Copy out all lines of the records in which the word "this" appears.

** Begin EXERCISE MATERIALS **

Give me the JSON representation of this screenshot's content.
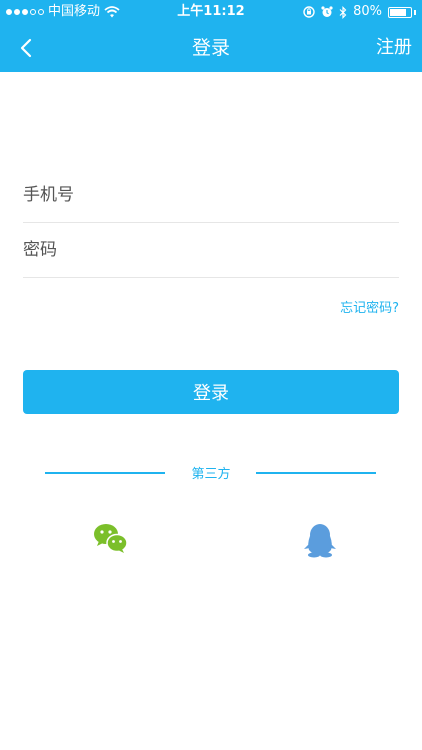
{
  "status_bar": {
    "carrier": "中国移动",
    "time": "上午11:12",
    "battery": "80%",
    "battery_level": 0.8
  },
  "nav": {
    "back_icon": "chevron-left-icon",
    "title": "登录",
    "register_label": "注册"
  },
  "form": {
    "phone_placeholder": "手机号",
    "password_placeholder": "密码",
    "phone_value": "",
    "password_value": "",
    "forgot_label": "忘记密码?",
    "login_label": "登录"
  },
  "third_party": {
    "label": "第三方",
    "providers": [
      {
        "name": "wechat",
        "icon": "wechat-icon",
        "color": "#7bbf2a"
      },
      {
        "name": "qq",
        "icon": "qq-penguin-icon",
        "color": "#5b9ddd"
      }
    ]
  },
  "colors": {
    "accent": "#1fb3ef",
    "wechat": "#7bbf2a",
    "qq": "#5b9ddd"
  }
}
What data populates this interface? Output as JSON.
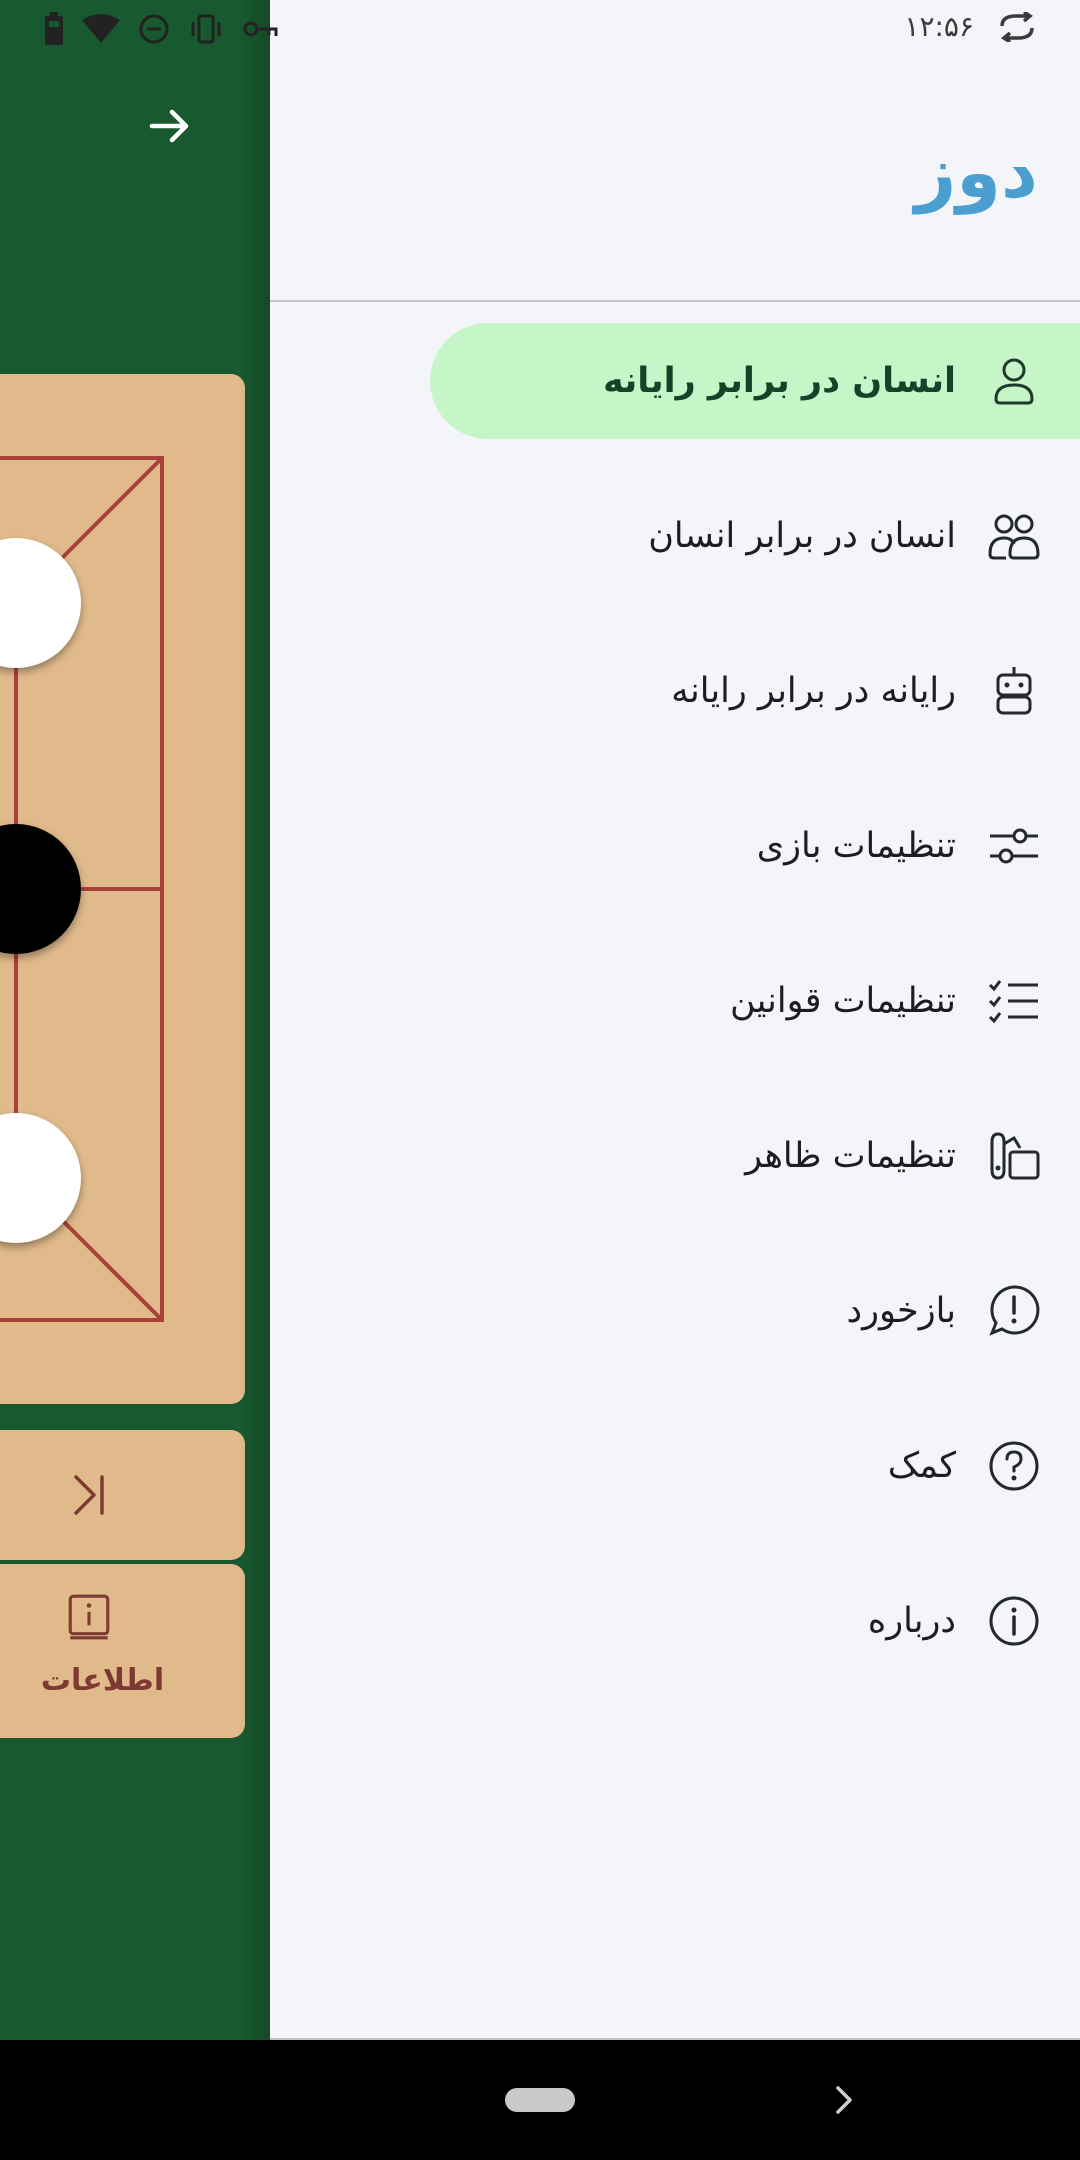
{
  "status_bar": {
    "time": "۱۲:۵۶",
    "icons": [
      "battery-icon",
      "wifi-icon",
      "dnd-icon",
      "vibrate-icon",
      "vpn-key-icon",
      "sync-icon"
    ]
  },
  "game": {
    "info_label": "اطلاعات",
    "pieces": [
      "white",
      "black",
      "white"
    ],
    "board_line_color": "#a8413a",
    "board_color": "#e0ba8b",
    "background_color": "#18592f"
  },
  "drawer": {
    "title": "دوز",
    "title_color": "#4a9ed0",
    "active_color": "#c6f6c8",
    "items": [
      {
        "label": "انسان در برابر رایانه",
        "icon": "person-icon",
        "active": true
      },
      {
        "label": "انسان در برابر انسان",
        "icon": "people-icon",
        "active": false
      },
      {
        "label": "رایانه در برابر رایانه",
        "icon": "robot-icon",
        "active": false
      },
      {
        "label": "تنظیمات بازی",
        "icon": "sliders-icon",
        "active": false
      },
      {
        "label": "تنظیمات قوانین",
        "icon": "checklist-icon",
        "active": false
      },
      {
        "label": "تنظیمات ظاهر",
        "icon": "appearance-icon",
        "active": false
      },
      {
        "label": "بازخورد",
        "icon": "feedback-icon",
        "active": false
      },
      {
        "label": "کمک",
        "icon": "help-icon",
        "active": false
      },
      {
        "label": "درباره",
        "icon": "info-icon",
        "active": false
      }
    ]
  }
}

** End EXERCISE MATERIALS **

- **EXERCISE ANSWER**:
Give me the JSON representation of this screenshot's content.
What data populates this interface? Output as JSON.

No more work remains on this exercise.